[OBJECTIVE]:
Scan the listing below. Report each line that includes "free".
start
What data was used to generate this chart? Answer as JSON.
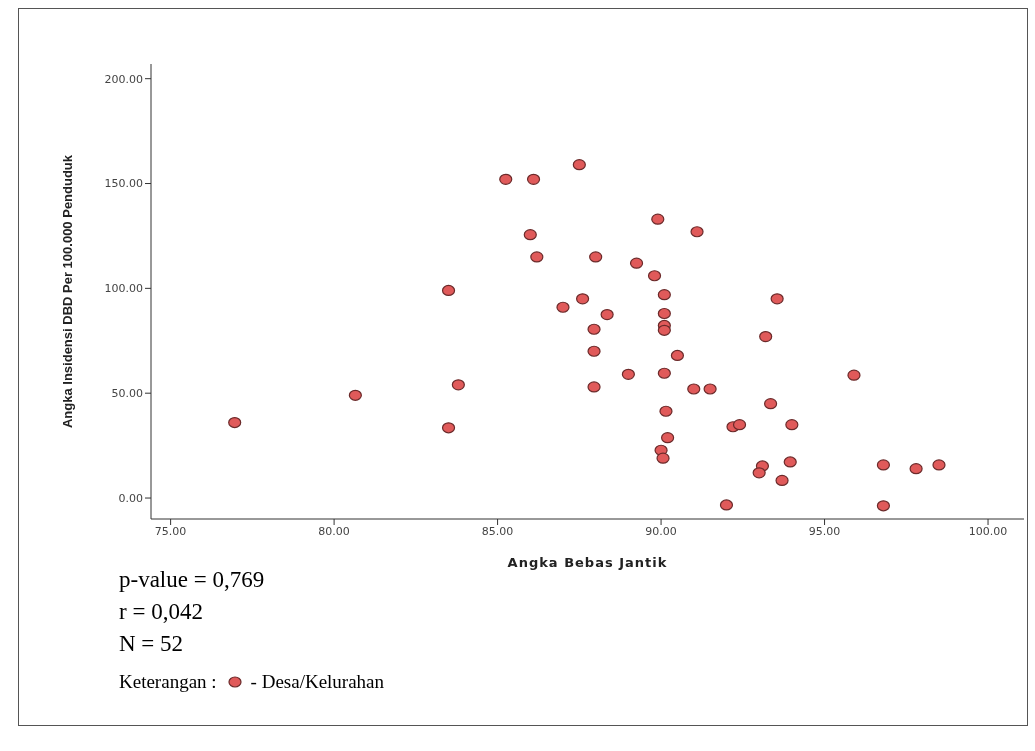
{
  "chart_data": {
    "type": "scatter",
    "xlabel": "Angka Bebas Jantik",
    "ylabel": "Angka Insidensi DBD Per 100.000 Penduduk",
    "xlim": [
      74.4,
      101.1
    ],
    "ylim": [
      -10,
      207
    ],
    "xticks": [
      {
        "value": 75,
        "label": "75.00"
      },
      {
        "value": 80,
        "label": "80.00"
      },
      {
        "value": 85,
        "label": "85.00"
      },
      {
        "value": 90,
        "label": "90.00"
      },
      {
        "value": 95,
        "label": "95.00"
      },
      {
        "value": 100,
        "label": "100.00"
      }
    ],
    "yticks": [
      {
        "value": 0,
        "label": "0.00"
      },
      {
        "value": 50,
        "label": "50.00"
      },
      {
        "value": 100,
        "label": "100.00"
      },
      {
        "value": 150,
        "label": "150.00"
      },
      {
        "value": 200,
        "label": "200.00"
      }
    ],
    "grid": false,
    "marker": "circle",
    "legend": "bottom left",
    "legend_title": "Keterangan :",
    "annotations": [
      "p-value = 0,769",
      "r = 0,042",
      "N = 52"
    ],
    "series": [
      {
        "name": "- Desa/Kelurahan",
        "color": "#e05a5a",
        "x": [
          85.25,
          86.1,
          87.5,
          86.0,
          86.2,
          88.0,
          83.5,
          87.0,
          87.6,
          87.95,
          87.95,
          83.8,
          87.95,
          80.65,
          76.96,
          83.5,
          89.9,
          91.1,
          89.25,
          89.8,
          90.1,
          93.55,
          88.35,
          90.1,
          90.1,
          90.1,
          93.2,
          90.5,
          89.0,
          90.1,
          95.9,
          91.0,
          91.5,
          93.35,
          90.15,
          92.2,
          92.4,
          94.0,
          90.2,
          90.0,
          90.06,
          93.95,
          93.1,
          93.0,
          96.8,
          97.8,
          98.5,
          93.7,
          92.0,
          96.8
        ],
        "values": [
          152,
          152,
          159,
          125.6,
          115,
          115,
          99,
          91,
          95,
          80.5,
          70,
          54,
          53,
          49,
          36,
          33.5,
          133,
          127,
          112,
          106,
          97,
          95,
          87.5,
          88,
          82.3,
          80,
          77,
          68,
          59,
          59.5,
          58.6,
          52,
          52,
          45,
          41.4,
          34,
          35,
          35,
          28.8,
          22.8,
          19,
          17.2,
          15.3,
          12,
          15.8,
          14,
          15.8,
          8.4,
          -3.3,
          -3.7
        ]
      }
    ]
  }
}
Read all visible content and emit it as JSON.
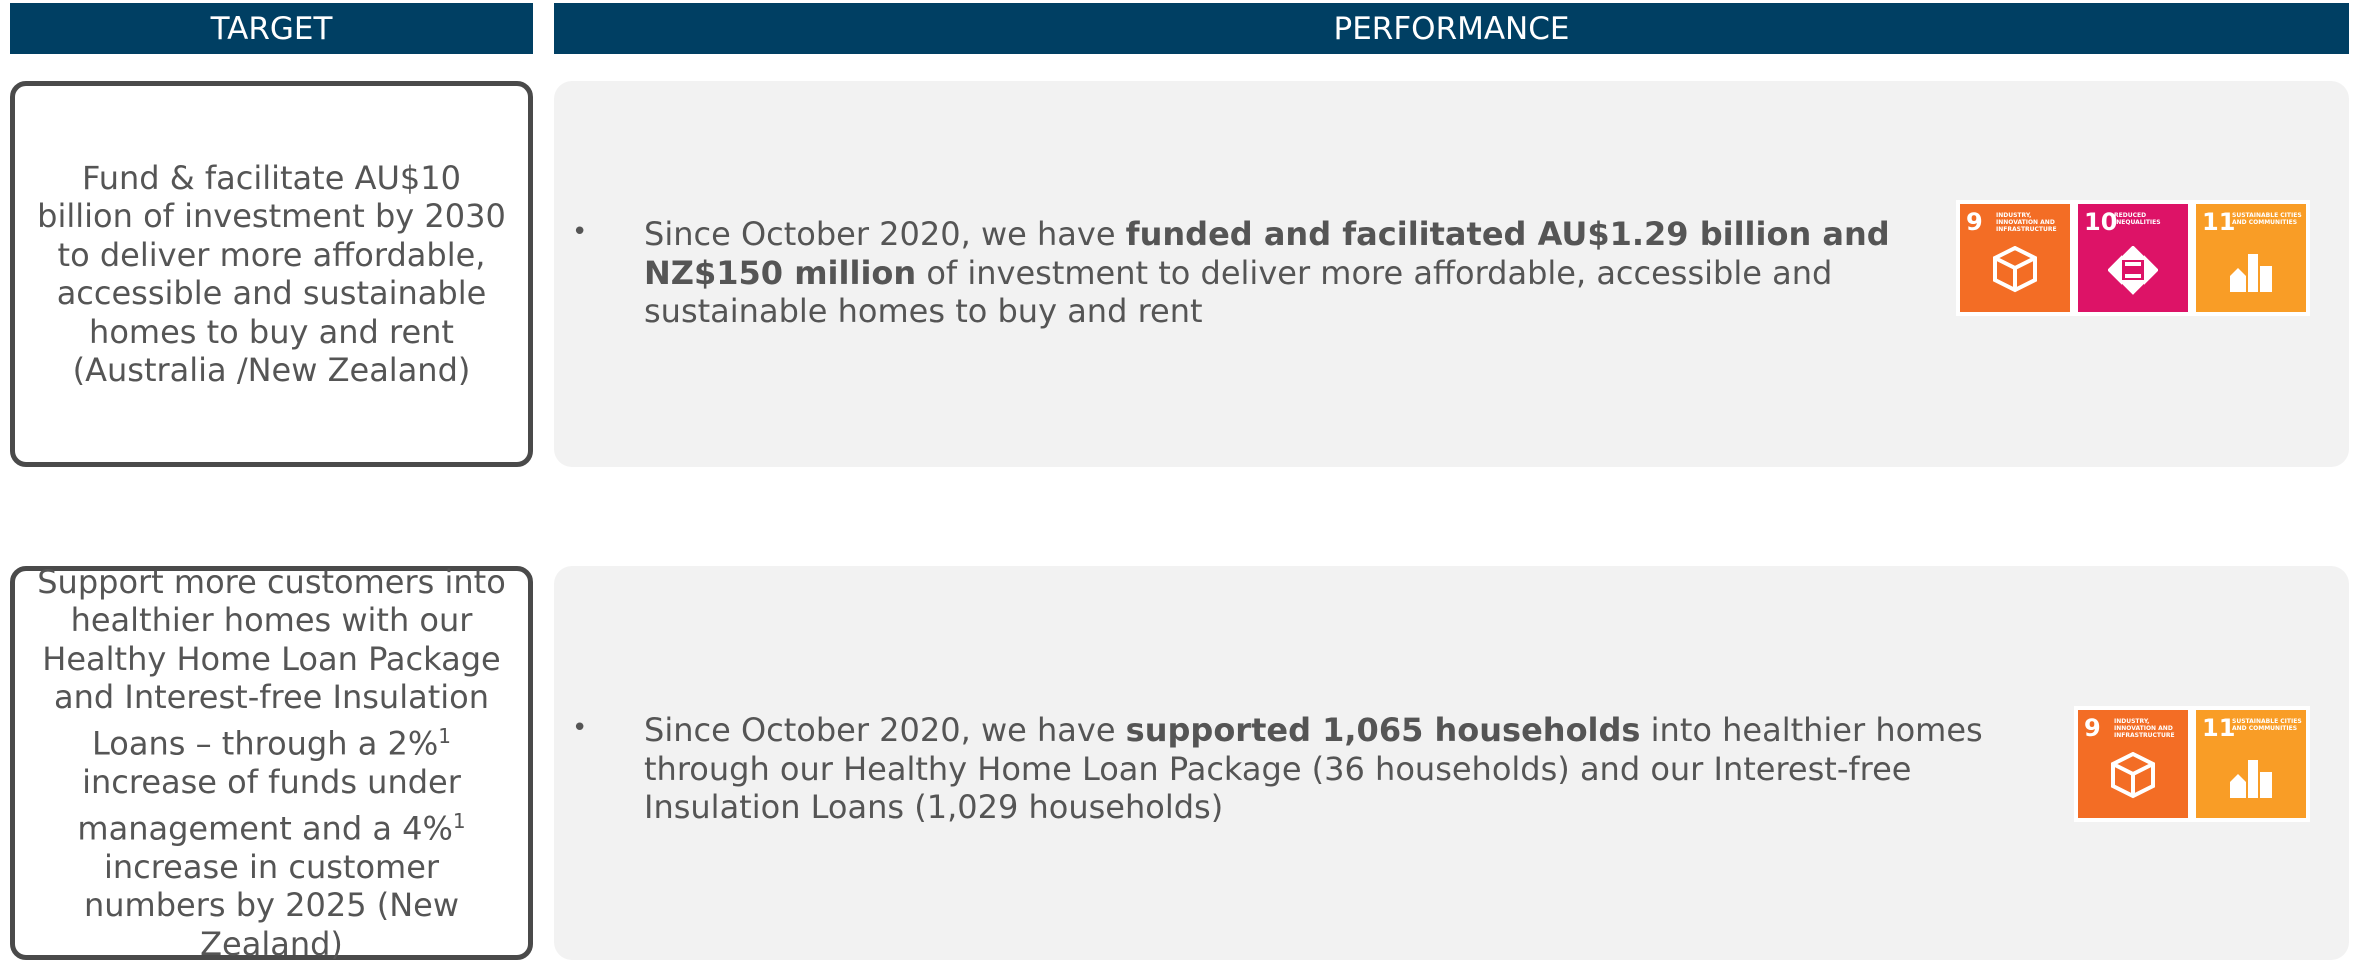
{
  "headers": {
    "target": "TARGET",
    "performance": "PERFORMANCE"
  },
  "rows": [
    {
      "target": [
        {
          "text": "Fund & facilitate AU$10 billion of investment by 2030 to deliver more affordable, accessible and sustainable homes to buy and rent (Australia /New Zealand)"
        }
      ],
      "performance": [
        {
          "text": "Since October 2020, we have "
        },
        {
          "text": "funded and facilitated AU$1.29 billion and NZ$150 million",
          "bold": true
        },
        {
          "text": " of investment to deliver more affordable, accessible and sustainable homes to buy and rent"
        }
      ],
      "sdgs": [
        {
          "number": "9",
          "label": "INDUSTRY, INNOVATION AND INFRASTRUCTURE",
          "color": "#f36d25"
        },
        {
          "number": "10",
          "label": "REDUCED INEQUALITIES",
          "color": "#dd1367"
        },
        {
          "number": "11",
          "label": "SUSTAINABLE CITIES AND COMMUNITIES",
          "color": "#f99d26"
        }
      ]
    },
    {
      "target": [
        {
          "text": "Support more customers into healthier homes with our Healthy Home Loan Package and Interest-free Insulation Loans – through a 2%"
        },
        {
          "text": "1",
          "sup": true
        },
        {
          "text": " increase of funds under management and a 4%"
        },
        {
          "text": "1",
          "sup": true
        },
        {
          "text": " increase in customer numbers by 2025 (New Zealand)"
        }
      ],
      "performance": [
        {
          "text": "Since October 2020, we have "
        },
        {
          "text": "supported 1,065 households",
          "bold": true
        },
        {
          "text": " into healthier homes through our Healthy Home Loan Package (36 households) and our Interest-free Insulation Loans (1,029 households)"
        }
      ],
      "sdgs": [
        {
          "number": "9",
          "label": "INDUSTRY, INNOVATION AND INFRASTRUCTURE",
          "color": "#f36d25"
        },
        {
          "number": "11",
          "label": "SUSTAINABLE CITIES AND COMMUNITIES",
          "color": "#f99d26"
        }
      ]
    }
  ]
}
end
[OUTPUT]:
          "text": "Support more customers into healthier homes with our Healthy Home Loan Package and Interest-free Insulation Loans – through a 2%"
          "text": " into healthier homes through our Healthy Home Loan Package (36 households) and our Interest-free Insulation Loans (1,029 households)"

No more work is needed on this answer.